• **What to produce**: Leave out the pictures and transcribe everything else exactly.

• **Stored rows**:
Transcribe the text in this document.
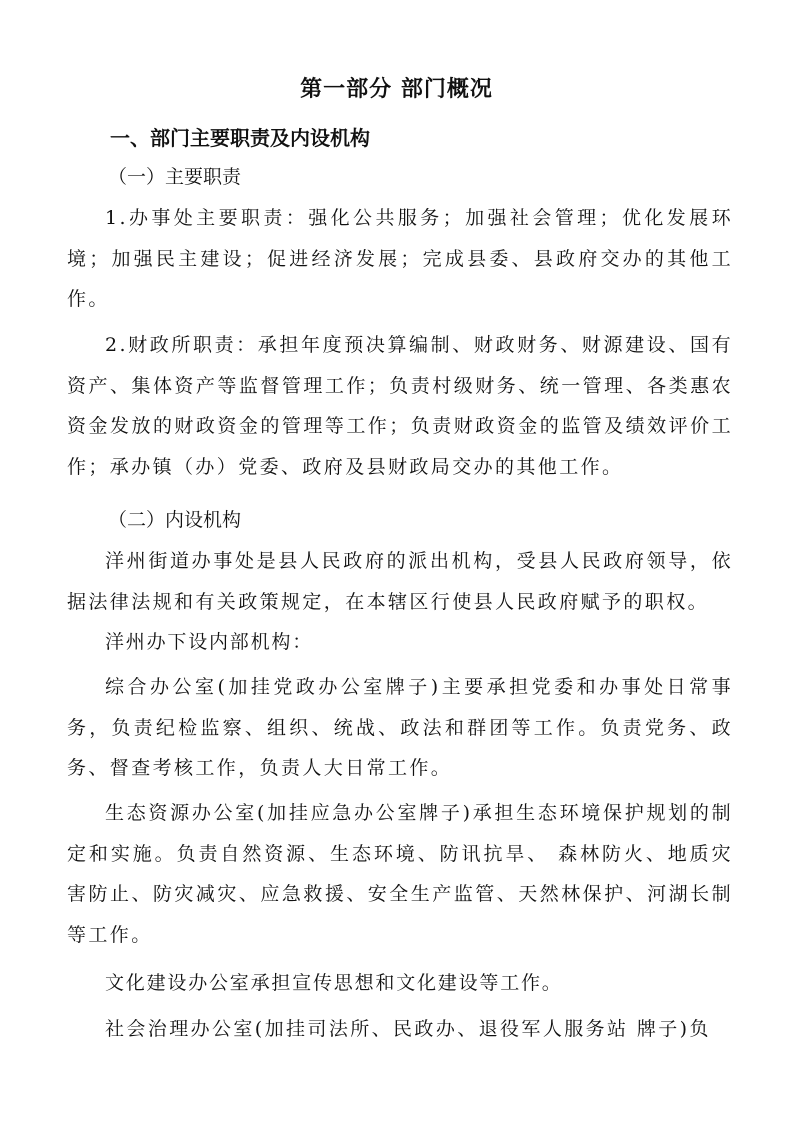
第一部分 部门概况
一、部门主要职责及内设机构
（一）主要职责
1.办事处主要职责：强化公共服务；加强社会管理；优化发展环境；加强民主建设；促进经济发展；完成县委、县政府交办的其他工作。
2.财政所职责：承担年度预决算编制、财政财务、财源建设、国有资产、集体资产等监督管理工作；负责村级财务、统一管理、各类惠农资金发放的财政资金的管理等工作；负责财政资金的监管及绩效评价工作；承办镇（办）党委、政府及县财政局交办的其他工作。
（二）内设机构
洋州街道办事处是县人民政府的派出机构，受县人民政府领导，依据法律法规和有关政策规定，在本辖区行使县人民政府赋予的职权。
洋州办下设内部机构：
综合办公室(加挂党政办公室牌子)主要承担党委和办事处日常事务，负责纪检监察、组织、统战、政法和群团等工作。负责党务、政务、督查考核工作，负责人大日常工作。
生态资源办公室(加挂应急办公室牌子)承担生态环境保护规划的制定和实施。负责自然资源、生态环境、防讯抗旱、 森林防火、地质灾害防止、防灾减灾、应急救援、安全生产监管、天然林保护、河湖长制等工作。
文化建设办公室承担宣传思想和文化建设等工作。
社会治理办公室(加挂司法所、民政办、退役军人服务站 牌子)负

• **Final result**:
Transcribe the text in this document.
第一部分 部门概况
一、部门主要职责及内设机构
（一）主要职责
1.办事处主要职责：强化公共服务；加强社会管理；优化发展环境；加强民主建设；促进经济发展；完成县委、县政府交办的其他工作。
2.财政所职责：承担年度预决算编制、财政财务、财源建设、国有资产、集体资产等监督管理工作；负责村级财务、统一管理、各类惠农资金发放的财政资金的管理等工作；负责财政资金的监管及绩效评价工作；承办镇（办）党委、政府及县财政局交办的其他工作。
（二）内设机构
洋州街道办事处是县人民政府的派出机构，受县人民政府领导，依据法律法规和有关政策规定，在本辖区行使县人民政府赋予的职权。
洋州办下设内部机构：
综合办公室(加挂党政办公室牌子)主要承担党委和办事处日常事务，负责纪检监察、组织、统战、政法和群团等工作。负责党务、政务、督查考核工作，负责人大日常工作。
生态资源办公室(加挂应急办公室牌子)承担生态环境保护规划的制定和实施。负责自然资源、生态环境、防讯抗旱、 森林防火、地质灾害防止、防灾减灾、应急救援、安全生产监管、天然林保护、河湖长制等工作。
文化建设办公室承担宣传思想和文化建设等工作。
社会治理办公室(加挂司法所、民政办、退役军人服务站 牌子)负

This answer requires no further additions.